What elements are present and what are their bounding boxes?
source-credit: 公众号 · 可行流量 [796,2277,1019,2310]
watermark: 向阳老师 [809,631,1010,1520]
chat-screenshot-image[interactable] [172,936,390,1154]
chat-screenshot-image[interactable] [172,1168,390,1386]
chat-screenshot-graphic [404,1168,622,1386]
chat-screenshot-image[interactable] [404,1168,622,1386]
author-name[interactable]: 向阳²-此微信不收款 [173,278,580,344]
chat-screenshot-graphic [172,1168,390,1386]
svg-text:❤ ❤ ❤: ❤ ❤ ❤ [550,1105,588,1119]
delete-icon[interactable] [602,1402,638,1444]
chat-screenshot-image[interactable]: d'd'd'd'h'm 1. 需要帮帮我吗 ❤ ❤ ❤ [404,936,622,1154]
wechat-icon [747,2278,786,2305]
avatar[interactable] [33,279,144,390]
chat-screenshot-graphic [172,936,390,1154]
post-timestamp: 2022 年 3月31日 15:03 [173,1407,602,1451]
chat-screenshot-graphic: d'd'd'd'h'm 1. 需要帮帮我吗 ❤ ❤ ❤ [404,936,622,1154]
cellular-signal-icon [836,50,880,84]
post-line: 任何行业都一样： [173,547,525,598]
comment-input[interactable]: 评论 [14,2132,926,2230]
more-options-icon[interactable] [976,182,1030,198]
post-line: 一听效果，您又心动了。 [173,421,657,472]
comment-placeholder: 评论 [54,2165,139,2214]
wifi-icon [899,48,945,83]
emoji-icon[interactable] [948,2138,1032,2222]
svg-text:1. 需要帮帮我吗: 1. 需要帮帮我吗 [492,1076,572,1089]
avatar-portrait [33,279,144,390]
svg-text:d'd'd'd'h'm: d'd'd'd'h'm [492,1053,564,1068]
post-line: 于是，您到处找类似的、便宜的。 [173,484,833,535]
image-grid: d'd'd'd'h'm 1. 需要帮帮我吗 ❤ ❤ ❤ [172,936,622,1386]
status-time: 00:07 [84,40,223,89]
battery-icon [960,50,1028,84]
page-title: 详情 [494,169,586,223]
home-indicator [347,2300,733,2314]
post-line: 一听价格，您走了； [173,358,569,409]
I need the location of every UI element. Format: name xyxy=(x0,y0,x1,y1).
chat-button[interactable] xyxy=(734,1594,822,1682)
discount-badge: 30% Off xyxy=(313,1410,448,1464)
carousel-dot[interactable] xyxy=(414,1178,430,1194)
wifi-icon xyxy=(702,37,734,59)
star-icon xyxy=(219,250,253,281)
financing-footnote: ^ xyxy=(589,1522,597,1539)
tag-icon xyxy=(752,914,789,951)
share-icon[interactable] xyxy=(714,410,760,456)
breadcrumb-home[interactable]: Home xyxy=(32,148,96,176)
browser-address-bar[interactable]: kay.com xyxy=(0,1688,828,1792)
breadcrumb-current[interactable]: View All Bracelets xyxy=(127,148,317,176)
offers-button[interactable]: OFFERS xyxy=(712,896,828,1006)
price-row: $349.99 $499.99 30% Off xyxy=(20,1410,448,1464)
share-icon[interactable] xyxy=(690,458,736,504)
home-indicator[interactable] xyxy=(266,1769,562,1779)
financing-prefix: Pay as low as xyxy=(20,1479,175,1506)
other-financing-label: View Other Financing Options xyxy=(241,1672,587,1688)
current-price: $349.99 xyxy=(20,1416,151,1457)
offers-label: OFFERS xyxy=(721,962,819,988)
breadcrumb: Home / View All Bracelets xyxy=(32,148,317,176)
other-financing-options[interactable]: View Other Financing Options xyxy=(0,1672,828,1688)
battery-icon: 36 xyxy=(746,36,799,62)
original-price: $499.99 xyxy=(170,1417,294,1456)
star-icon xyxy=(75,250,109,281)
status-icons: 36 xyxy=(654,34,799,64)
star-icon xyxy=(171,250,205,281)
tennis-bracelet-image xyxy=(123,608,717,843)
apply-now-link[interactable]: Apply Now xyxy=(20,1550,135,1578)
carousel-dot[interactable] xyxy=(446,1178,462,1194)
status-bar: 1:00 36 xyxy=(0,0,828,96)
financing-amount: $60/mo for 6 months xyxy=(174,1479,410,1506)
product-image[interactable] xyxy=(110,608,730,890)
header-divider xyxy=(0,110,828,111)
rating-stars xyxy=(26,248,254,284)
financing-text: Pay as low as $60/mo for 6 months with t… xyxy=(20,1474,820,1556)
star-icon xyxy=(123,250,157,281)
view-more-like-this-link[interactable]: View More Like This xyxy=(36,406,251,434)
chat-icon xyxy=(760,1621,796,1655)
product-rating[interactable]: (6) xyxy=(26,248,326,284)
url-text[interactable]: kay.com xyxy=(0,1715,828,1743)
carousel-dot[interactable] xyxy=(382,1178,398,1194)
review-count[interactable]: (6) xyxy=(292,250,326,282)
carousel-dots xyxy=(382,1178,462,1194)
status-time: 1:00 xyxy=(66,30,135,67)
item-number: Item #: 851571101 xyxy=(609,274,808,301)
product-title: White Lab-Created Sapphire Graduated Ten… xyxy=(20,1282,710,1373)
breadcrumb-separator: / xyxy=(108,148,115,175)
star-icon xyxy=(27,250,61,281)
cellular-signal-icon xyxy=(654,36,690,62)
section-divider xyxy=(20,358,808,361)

####################

Problem - Update the lines starting at the first line and ending at the line containing "chat-screenshot-graphic [404,1168,622,1386]", replacing "watermark" with "overlay-label" and leaving everything else unchanged. Return only those lines.

Response for this exercise -
What elements are present and what are their bounding boxes?
source-credit: 公众号 · 可行流量 [796,2277,1019,2310]
overlay-label: 向阳老师 [809,631,1010,1520]
chat-screenshot-image[interactable] [172,936,390,1154]
chat-screenshot-image[interactable] [172,1168,390,1386]
chat-screenshot-graphic [404,1168,622,1386]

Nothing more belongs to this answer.